> Directive: Every record should be written out exactly, please.

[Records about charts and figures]
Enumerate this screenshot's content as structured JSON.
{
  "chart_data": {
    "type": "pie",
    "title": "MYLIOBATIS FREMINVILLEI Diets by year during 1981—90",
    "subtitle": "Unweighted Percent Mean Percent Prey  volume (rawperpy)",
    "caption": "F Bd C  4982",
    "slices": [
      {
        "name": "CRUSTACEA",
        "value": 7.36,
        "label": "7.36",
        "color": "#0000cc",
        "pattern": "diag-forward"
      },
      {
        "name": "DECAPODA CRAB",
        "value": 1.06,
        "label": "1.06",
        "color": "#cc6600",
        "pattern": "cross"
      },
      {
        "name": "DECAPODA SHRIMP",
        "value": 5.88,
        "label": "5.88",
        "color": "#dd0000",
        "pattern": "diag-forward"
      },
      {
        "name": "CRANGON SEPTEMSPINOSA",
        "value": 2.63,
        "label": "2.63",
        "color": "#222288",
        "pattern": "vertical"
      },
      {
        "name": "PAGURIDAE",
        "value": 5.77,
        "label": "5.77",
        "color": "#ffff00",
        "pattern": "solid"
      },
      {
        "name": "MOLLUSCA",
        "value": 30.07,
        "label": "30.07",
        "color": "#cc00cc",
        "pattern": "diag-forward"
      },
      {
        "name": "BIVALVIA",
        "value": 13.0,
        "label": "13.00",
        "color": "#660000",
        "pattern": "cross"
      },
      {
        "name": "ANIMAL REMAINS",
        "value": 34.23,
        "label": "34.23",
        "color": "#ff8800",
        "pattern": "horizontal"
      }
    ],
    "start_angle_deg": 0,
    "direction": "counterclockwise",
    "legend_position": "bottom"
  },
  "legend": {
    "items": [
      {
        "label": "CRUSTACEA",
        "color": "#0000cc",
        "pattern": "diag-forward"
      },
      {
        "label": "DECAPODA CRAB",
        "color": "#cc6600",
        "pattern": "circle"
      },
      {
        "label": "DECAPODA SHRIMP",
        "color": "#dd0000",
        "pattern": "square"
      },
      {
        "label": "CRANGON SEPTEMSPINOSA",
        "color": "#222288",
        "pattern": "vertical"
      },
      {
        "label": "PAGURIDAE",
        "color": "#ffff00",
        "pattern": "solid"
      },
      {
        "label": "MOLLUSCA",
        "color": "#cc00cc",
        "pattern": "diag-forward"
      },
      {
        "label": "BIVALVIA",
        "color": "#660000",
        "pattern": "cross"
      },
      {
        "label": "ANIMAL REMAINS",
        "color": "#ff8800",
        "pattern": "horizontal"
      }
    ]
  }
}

> Task solution:
Enumerate this screenshot's content as structured JSON.
{
  "chart_data": {
    "type": "pie",
    "title": "MYLIOBATIS FREMINVILLEI Diets by year during 1981—90",
    "subtitle": "Unweighted Percent Mean Percent Prey  volume (rawperpy)",
    "caption": "F Bd C  4982",
    "slices": [
      {
        "name": "CRUSTACEA",
        "value": 7.36,
        "label": "7.36",
        "color": "#0000cc",
        "pattern": "diag-forward"
      },
      {
        "name": "DECAPODA CRAB",
        "value": 1.06,
        "label": "1.06",
        "color": "#cc6600",
        "pattern": "cross"
      },
      {
        "name": "DECAPODA SHRIMP",
        "value": 5.88,
        "label": "5.88",
        "color": "#dd0000",
        "pattern": "diag-forward"
      },
      {
        "name": "CRANGON SEPTEMSPINOSA",
        "value": 2.63,
        "label": "2.63",
        "color": "#222288",
        "pattern": "vertical"
      },
      {
        "name": "PAGURIDAE",
        "value": 5.77,
        "label": "5.77",
        "color": "#ffff00",
        "pattern": "solid"
      },
      {
        "name": "MOLLUSCA",
        "value": 30.07,
        "label": "30.07",
        "color": "#cc00cc",
        "pattern": "diag-forward"
      },
      {
        "name": "BIVALVIA",
        "value": 13.0,
        "label": "13.00",
        "color": "#660000",
        "pattern": "cross"
      },
      {
        "name": "ANIMAL REMAINS",
        "value": 34.23,
        "label": "34.23",
        "color": "#ff8800",
        "pattern": "horizontal"
      }
    ],
    "start_angle_deg": 0,
    "direction": "counterclockwise",
    "legend_position": "bottom"
  },
  "legend": {
    "items": [
      {
        "label": "CRUSTACEA",
        "color": "#0000cc",
        "pattern": "diag-forward"
      },
      {
        "label": "DECAPODA CRAB",
        "color": "#cc6600",
        "pattern": "circle"
      },
      {
        "label": "DECAPODA SHRIMP",
        "color": "#dd0000",
        "pattern": "square"
      },
      {
        "label": "CRANGON SEPTEMSPINOSA",
        "color": "#222288",
        "pattern": "vertical"
      },
      {
        "label": "PAGURIDAE",
        "color": "#ffff00",
        "pattern": "solid"
      },
      {
        "label": "MOLLUSCA",
        "color": "#cc00cc",
        "pattern": "diag-forward"
      },
      {
        "label": "BIVALVIA",
        "color": "#660000",
        "pattern": "cross"
      },
      {
        "label": "ANIMAL REMAINS",
        "color": "#ff8800",
        "pattern": "horizontal"
      }
    ]
  }
}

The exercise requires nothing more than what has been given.